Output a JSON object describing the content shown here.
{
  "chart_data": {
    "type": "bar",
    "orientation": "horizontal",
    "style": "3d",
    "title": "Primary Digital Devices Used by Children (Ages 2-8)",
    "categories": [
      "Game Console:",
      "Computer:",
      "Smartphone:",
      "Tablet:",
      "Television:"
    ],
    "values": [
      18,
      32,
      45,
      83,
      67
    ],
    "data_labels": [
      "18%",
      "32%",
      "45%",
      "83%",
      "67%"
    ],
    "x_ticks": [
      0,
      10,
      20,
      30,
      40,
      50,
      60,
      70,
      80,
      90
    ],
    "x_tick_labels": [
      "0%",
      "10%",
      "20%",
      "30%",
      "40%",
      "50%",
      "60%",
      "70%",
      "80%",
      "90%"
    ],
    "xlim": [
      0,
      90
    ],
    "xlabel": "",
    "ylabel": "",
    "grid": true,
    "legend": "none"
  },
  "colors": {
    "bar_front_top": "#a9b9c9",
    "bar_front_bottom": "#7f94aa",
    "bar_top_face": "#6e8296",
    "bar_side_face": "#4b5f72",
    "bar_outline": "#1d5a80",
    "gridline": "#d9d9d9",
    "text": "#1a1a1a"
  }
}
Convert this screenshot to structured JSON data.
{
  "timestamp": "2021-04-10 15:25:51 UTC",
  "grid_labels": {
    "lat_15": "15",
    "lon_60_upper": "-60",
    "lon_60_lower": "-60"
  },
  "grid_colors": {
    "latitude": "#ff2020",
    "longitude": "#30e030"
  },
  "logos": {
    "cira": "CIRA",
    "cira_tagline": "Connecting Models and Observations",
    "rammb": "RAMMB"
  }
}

------

- [Written instruction] Pick each line holding the word "JSON" out of the listing.

- [Full answer]
Output a JSON object describing the content shown here.
Convert this screenshot to structured JSON data.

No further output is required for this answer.